= Material shown =
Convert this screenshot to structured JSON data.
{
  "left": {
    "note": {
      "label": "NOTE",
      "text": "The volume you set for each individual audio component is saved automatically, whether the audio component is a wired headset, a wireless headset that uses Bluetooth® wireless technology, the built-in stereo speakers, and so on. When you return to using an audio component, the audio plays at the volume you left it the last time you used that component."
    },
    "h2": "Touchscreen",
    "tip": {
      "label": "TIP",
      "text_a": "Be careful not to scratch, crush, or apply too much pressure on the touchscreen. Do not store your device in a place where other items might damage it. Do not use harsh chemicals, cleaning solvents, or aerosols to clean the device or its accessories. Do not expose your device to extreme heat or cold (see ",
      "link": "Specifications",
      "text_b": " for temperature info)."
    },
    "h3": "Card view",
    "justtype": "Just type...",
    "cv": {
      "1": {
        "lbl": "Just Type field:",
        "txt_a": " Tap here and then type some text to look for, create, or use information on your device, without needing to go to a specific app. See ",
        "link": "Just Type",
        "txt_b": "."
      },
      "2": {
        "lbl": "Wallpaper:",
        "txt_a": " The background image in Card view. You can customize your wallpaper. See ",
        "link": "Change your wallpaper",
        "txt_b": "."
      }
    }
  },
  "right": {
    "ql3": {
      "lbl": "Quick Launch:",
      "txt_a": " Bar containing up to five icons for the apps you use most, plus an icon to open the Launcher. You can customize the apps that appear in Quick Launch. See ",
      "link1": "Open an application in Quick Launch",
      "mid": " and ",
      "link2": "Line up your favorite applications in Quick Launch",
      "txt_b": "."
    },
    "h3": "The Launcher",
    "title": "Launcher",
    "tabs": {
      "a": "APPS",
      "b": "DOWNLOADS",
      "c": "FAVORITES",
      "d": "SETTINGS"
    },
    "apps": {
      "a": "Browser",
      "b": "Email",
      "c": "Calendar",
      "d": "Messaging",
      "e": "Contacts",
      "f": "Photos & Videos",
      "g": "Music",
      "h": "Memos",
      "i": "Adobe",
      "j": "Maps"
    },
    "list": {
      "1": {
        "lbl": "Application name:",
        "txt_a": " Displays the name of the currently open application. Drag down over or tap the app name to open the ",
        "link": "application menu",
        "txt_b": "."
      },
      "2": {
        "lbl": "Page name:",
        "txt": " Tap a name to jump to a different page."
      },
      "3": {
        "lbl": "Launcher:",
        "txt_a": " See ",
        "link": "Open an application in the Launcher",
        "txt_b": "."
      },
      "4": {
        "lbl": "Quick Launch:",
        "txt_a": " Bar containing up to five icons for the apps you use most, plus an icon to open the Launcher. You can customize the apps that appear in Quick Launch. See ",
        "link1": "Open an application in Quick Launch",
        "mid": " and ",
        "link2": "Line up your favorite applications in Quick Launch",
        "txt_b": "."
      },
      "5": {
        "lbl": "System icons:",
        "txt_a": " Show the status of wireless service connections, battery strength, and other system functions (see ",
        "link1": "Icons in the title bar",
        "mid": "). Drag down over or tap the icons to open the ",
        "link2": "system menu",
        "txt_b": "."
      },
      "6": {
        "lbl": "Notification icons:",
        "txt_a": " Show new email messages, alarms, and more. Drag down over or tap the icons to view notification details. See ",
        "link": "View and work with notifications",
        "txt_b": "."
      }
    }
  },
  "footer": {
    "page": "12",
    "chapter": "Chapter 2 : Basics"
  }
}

= Exercise task =
All of the entries must be quoted exactly; please include each one.

= Completed task =
Convert this screenshot to structured JSON data.
{
  "left": {
    "note": {
      "label": "NOTE",
      "text": "The volume you set for each individual audio component is saved automatically, whether the audio component is a wired headset, a wireless headset that uses Bluetooth® wireless technology, the built-in stereo speakers, and so on. When you return to using an audio component, the audio plays at the volume you left it the last time you used that component."
    },
    "h2": "Touchscreen",
    "tip": {
      "label": "TIP",
      "text_a": "Be careful not to scratch, crush, or apply too much pressure on the touchscreen. Do not store your device in a place where other items might damage it. Do not use harsh chemicals, cleaning solvents, or aerosols to clean the device or its accessories. Do not expose your device to extreme heat or cold (see ",
      "link": "Specifications",
      "text_b": " for temperature info)."
    },
    "h3": "Card view",
    "justtype": "Just type...",
    "cv": {
      "1": {
        "lbl": "Just Type field:",
        "txt_a": " Tap here and then type some text to look for, create, or use information on your device, without needing to go to a specific app. See ",
        "link": "Just Type",
        "txt_b": "."
      },
      "2": {
        "lbl": "Wallpaper:",
        "txt_a": " The background image in Card view. You can customize your wallpaper. See ",
        "link": "Change your wallpaper",
        "txt_b": "."
      }
    }
  },
  "right": {
    "ql3": {
      "lbl": "Quick Launch:",
      "txt_a": " Bar containing up to five icons for the apps you use most, plus an icon to open the Launcher. You can customize the apps that appear in Quick Launch. See ",
      "link1": "Open an application in Quick Launch",
      "mid": " and ",
      "link2": "Line up your favorite applications in Quick Launch",
      "txt_b": "."
    },
    "h3": "The Launcher",
    "title": "Launcher",
    "tabs": {
      "a": "APPS",
      "b": "DOWNLOADS",
      "c": "FAVORITES",
      "d": "SETTINGS"
    },
    "apps": {
      "a": "Browser",
      "b": "Email",
      "c": "Calendar",
      "d": "Messaging",
      "e": "Contacts",
      "f": "Photos & Videos",
      "g": "Music",
      "h": "Memos",
      "i": "Adobe",
      "j": "Maps"
    },
    "list": {
      "1": {
        "lbl": "Application name:",
        "txt_a": " Displays the name of the currently open application. Drag down over or tap the app name to open the ",
        "link": "application menu",
        "txt_b": "."
      },
      "2": {
        "lbl": "Page name:",
        "txt": " Tap a name to jump to a different page."
      },
      "3": {
        "lbl": "Launcher:",
        "txt_a": " See ",
        "link": "Open an application in the Launcher",
        "txt_b": "."
      },
      "4": {
        "lbl": "Quick Launch:",
        "txt_a": " Bar containing up to five icons for the apps you use most, plus an icon to open the Launcher. You can customize the apps that appear in Quick Launch. See ",
        "link1": "Open an application in Quick Launch",
        "mid": " and ",
        "link2": "Line up your favorite applications in Quick Launch",
        "txt_b": "."
      },
      "5": {
        "lbl": "System icons:",
        "txt_a": " Show the status of wireless service connections, battery strength, and other system functions (see ",
        "link1": "Icons in the title bar",
        "mid": "). Drag down over or tap the icons to open the ",
        "link2": "system menu",
        "txt_b": "."
      },
      "6": {
        "lbl": "Notification icons:",
        "txt_a": " Show new email messages, alarms, and more. Drag down over or tap the icons to view notification details. See ",
        "link": "View and work with notifications",
        "txt_b": "."
      }
    }
  },
  "footer": {
    "page": "12",
    "chapter": "Chapter 2 : Basics"
  }
}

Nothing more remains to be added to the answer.